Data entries
## START

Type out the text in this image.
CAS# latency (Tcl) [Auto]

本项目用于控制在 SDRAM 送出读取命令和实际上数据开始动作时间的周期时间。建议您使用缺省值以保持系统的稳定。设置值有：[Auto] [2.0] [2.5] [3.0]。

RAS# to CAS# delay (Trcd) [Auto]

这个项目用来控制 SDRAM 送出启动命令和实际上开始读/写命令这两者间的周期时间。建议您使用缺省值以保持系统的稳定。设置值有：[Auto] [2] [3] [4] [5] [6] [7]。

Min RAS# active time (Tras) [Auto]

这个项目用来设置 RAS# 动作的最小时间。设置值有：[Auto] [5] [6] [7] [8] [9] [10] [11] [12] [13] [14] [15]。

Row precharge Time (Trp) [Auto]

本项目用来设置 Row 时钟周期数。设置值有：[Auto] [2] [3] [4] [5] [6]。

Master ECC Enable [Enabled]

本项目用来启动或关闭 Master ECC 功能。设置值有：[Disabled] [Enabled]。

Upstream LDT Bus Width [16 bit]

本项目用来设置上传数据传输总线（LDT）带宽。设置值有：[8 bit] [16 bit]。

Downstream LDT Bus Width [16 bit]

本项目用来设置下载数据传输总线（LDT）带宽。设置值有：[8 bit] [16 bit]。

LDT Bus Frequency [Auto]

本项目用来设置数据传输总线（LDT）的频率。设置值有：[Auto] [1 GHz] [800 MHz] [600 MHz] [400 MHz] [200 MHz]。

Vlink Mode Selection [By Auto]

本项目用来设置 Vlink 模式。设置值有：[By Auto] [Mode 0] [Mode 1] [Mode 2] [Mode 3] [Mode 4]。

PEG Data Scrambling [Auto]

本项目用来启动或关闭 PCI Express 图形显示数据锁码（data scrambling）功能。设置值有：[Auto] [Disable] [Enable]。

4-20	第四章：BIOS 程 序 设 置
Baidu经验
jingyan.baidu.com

## END
## START

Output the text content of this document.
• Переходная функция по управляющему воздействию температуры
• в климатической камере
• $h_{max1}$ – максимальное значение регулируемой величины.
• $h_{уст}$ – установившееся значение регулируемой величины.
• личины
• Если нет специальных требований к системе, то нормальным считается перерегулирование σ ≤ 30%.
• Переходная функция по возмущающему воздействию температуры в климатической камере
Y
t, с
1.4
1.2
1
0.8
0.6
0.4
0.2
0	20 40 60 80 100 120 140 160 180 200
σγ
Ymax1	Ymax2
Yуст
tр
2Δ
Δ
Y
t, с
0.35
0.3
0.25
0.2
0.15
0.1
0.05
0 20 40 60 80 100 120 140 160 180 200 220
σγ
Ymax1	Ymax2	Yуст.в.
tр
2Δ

## END
## START

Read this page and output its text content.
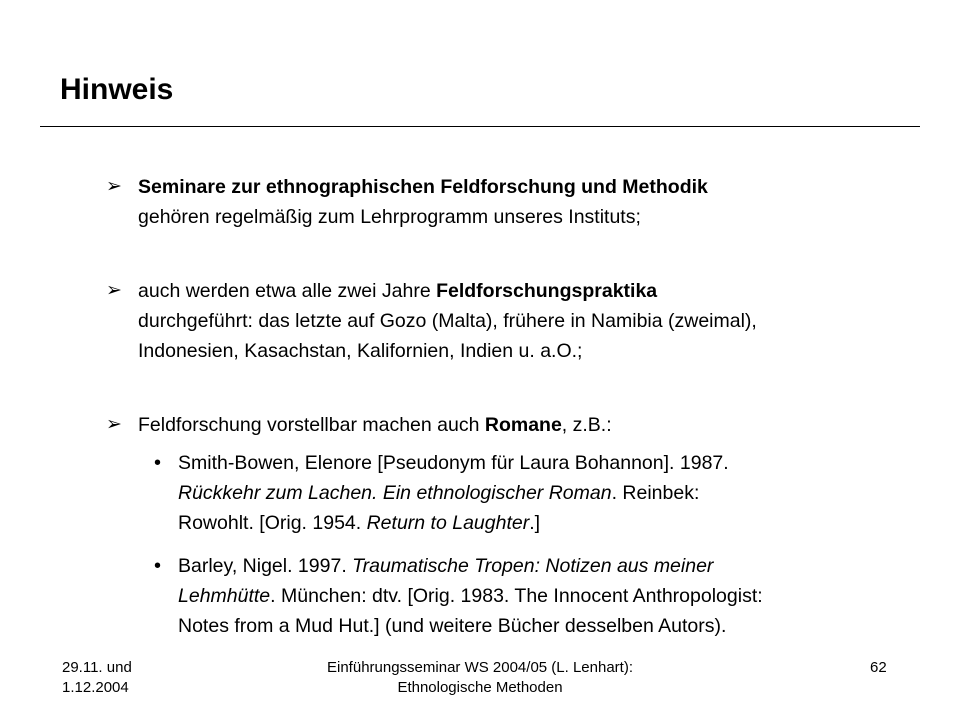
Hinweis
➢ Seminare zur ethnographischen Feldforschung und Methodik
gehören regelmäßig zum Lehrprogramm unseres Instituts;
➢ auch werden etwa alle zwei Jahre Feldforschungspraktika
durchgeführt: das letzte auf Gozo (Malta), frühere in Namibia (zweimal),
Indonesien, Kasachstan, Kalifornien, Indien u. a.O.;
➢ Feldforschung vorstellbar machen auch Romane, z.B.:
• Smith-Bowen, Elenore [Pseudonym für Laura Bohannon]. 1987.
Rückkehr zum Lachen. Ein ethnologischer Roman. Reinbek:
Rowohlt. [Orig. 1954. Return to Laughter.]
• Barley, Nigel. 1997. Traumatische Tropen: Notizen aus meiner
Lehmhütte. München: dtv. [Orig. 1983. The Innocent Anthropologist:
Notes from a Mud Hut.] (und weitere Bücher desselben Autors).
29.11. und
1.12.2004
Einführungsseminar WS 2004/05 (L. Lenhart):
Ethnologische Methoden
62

## END

Task directions
Check each line of the records for "воздействию" and copy the ones that contain it.

Reply to the exercise
• Переходная функция по управляющему воздействию температуры
• Переходная функция по возмущающему воздействию температуры в климатической камере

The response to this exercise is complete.